DIRECTIONS FOR THIS TASK ▸
Below are some records; reproduce every one of them exactly.

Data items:
------------------------------------
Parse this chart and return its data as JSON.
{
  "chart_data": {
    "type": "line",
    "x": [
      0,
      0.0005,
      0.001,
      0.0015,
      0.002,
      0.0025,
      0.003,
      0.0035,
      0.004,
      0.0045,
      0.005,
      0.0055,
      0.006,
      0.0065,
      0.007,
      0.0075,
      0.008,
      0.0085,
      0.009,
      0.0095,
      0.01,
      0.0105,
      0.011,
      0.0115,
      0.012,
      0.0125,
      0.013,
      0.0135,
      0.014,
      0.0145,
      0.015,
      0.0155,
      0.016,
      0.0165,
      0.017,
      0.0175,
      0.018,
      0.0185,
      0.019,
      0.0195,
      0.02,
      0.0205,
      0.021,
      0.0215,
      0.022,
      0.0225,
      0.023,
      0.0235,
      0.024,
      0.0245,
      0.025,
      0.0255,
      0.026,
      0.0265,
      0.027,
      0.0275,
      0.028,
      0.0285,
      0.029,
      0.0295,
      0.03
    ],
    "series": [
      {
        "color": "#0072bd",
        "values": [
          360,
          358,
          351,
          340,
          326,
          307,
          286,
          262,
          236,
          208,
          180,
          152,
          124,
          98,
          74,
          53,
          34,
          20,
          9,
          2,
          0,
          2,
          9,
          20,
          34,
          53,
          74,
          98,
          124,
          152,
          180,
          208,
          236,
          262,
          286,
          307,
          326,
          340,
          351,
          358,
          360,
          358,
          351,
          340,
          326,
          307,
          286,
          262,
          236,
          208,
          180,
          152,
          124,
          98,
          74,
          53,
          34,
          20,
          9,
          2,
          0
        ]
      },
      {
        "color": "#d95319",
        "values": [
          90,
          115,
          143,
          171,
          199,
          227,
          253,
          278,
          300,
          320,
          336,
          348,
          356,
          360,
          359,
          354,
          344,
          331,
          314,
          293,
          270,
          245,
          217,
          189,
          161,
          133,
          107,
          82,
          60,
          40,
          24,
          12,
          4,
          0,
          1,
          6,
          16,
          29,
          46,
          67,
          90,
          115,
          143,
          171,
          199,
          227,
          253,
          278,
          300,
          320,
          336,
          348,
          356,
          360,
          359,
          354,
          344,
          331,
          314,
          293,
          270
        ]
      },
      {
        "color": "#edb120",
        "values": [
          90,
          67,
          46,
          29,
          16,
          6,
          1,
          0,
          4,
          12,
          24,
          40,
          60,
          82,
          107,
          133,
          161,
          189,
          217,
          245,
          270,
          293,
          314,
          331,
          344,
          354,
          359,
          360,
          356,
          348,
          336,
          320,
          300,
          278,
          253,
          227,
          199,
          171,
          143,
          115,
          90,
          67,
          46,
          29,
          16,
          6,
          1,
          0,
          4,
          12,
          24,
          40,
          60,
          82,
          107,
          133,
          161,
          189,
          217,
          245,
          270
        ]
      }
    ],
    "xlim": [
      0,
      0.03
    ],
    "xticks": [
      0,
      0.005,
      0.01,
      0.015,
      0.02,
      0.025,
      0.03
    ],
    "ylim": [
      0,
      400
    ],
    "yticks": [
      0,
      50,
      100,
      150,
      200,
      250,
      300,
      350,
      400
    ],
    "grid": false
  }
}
------------------------------------
SOLVED PROBLEM ▸
Parse this chart and return its data as JSON.
{
  "chart_data": {
    "type": "line",
    "x": [
      0,
      0.0005,
      0.001,
      0.0015,
      0.002,
      0.0025,
      0.003,
      0.0035,
      0.004,
      0.0045,
      0.005,
      0.0055,
      0.006,
      0.0065,
      0.007,
      0.0075,
      0.008,
      0.0085,
      0.009,
      0.0095,
      0.01,
      0.0105,
      0.011,
      0.0115,
      0.012,
      0.0125,
      0.013,
      0.0135,
      0.014,
      0.0145,
      0.015,
      0.0155,
      0.016,
      0.0165,
      0.017,
      0.0175,
      0.018,
      0.0185,
      0.019,
      0.0195,
      0.02,
      0.0205,
      0.021,
      0.0215,
      0.022,
      0.0225,
      0.023,
      0.0235,
      0.024,
      0.0245,
      0.025,
      0.0255,
      0.026,
      0.0265,
      0.027,
      0.0275,
      0.028,
      0.0285,
      0.029,
      0.0295,
      0.03
    ],
    "series": [
      {
        "color": "#0072bd",
        "values": [
          360,
          358,
          351,
          340,
          326,
          307,
          286,
          262,
          236,
          208,
          180,
          152,
          124,
          98,
          74,
          53,
          34,
          20,
          9,
          2,
          0,
          2,
          9,
          20,
          34,
          53,
          74,
          98,
          124,
          152,
          180,
          208,
          236,
          262,
          286,
          307,
          326,
          340,
          351,
          358,
          360,
          358,
          351,
          340,
          326,
          307,
          286,
          262,
          236,
          208,
          180,
          152,
          124,
          98,
          74,
          53,
          34,
          20,
          9,
          2,
          0
        ]
      },
      {
        "color": "#d95319",
        "values": [
          90,
          115,
          143,
          171,
          199,
          227,
          253,
          278,
          300,
          320,
          336,
          348,
          356,
          360,
          359,
          354,
          344,
          331,
          314,
          293,
          270,
          245,
          217,
          189,
          161,
          133,
          107,
          82,
          60,
          40,
          24,
          12,
          4,
          0,
          1,
          6,
          16,
          29,
          46,
          67,
          90,
          115,
          143,
          171,
          199,
          227,
          253,
          278,
          300,
          320,
          336,
          348,
          356,
          360,
          359,
          354,
          344,
          331,
          314,
          293,
          270
        ]
      },
      {
        "color": "#edb120",
        "values": [
          90,
          67,
          46,
          29,
          16,
          6,
          1,
          0,
          4,
          12,
          24,
          40,
          60,
          82,
          107,
          133,
          161,
          189,
          217,
          245,
          270,
          293,
          314,
          331,
          344,
          354,
          359,
          360,
          356,
          348,
          336,
          320,
          300,
          278,
          253,
          227,
          199,
          171,
          143,
          115,
          90,
          67,
          46,
          29,
          16,
          6,
          1,
          0,
          4,
          12,
          24,
          40,
          60,
          82,
          107,
          133,
          161,
          189,
          217,
          245,
          270
        ]
      }
    ],
    "xlim": [
      0,
      0.03
    ],
    "xticks": [
      0,
      0.005,
      0.01,
      0.015,
      0.02,
      0.025,
      0.03
    ],
    "ylim": [
      0,
      400
    ],
    "yticks": [
      0,
      50,
      100,
      150,
      200,
      250,
      300,
      350,
      400
    ],
    "grid": false
  }
}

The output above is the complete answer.